═════ INFORMATION PROVIDED
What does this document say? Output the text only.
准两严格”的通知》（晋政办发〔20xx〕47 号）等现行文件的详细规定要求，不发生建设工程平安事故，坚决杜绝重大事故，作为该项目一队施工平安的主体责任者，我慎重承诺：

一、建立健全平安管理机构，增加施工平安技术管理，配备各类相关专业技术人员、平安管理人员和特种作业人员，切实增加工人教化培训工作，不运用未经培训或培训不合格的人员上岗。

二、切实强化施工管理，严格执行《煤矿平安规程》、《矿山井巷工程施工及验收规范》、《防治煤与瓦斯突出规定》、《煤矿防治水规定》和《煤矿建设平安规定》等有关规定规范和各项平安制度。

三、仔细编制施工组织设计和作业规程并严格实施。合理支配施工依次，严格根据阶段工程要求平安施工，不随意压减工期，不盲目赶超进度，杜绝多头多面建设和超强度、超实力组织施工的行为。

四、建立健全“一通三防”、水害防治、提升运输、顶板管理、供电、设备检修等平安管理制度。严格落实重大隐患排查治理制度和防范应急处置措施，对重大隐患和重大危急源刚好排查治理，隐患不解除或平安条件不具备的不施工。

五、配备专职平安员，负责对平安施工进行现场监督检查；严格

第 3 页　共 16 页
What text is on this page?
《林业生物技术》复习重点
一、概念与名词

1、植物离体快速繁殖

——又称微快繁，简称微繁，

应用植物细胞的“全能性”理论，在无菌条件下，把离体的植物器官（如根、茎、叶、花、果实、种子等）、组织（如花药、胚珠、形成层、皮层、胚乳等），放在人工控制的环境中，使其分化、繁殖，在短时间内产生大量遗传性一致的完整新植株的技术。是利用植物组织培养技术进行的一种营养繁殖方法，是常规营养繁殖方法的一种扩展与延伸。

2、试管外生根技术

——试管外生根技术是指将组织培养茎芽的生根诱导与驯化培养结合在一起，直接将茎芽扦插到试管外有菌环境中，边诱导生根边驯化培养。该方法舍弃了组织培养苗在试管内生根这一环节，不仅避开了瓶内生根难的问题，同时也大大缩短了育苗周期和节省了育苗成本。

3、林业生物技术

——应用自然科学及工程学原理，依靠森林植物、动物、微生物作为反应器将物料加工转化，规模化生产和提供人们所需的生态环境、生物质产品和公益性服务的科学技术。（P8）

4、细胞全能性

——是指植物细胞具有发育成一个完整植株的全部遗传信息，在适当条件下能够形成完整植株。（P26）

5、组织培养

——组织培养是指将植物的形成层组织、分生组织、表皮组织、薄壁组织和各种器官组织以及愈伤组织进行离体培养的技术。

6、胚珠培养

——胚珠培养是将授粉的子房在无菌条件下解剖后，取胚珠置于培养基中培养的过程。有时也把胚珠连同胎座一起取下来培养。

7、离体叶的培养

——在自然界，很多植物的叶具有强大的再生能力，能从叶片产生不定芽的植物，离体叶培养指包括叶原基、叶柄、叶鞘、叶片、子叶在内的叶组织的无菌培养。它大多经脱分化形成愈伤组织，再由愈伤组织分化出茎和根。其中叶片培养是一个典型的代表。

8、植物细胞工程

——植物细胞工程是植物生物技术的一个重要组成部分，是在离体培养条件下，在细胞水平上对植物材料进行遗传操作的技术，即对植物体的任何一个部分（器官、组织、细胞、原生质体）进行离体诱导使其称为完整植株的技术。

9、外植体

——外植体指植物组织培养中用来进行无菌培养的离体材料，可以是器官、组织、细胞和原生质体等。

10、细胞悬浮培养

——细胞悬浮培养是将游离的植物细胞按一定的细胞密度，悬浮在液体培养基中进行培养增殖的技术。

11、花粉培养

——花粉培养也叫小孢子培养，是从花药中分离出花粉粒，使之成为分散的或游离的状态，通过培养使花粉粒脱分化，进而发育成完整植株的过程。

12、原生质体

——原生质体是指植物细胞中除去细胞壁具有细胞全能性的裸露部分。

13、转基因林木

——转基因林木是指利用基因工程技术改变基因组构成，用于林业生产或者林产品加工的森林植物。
══════════
#### [EXERCISE AIM]
Gather each line in the data that holds the string "What".

#### [COMPLETE OUTPUT]
What does this document say? Output the text only.
What text is on this page?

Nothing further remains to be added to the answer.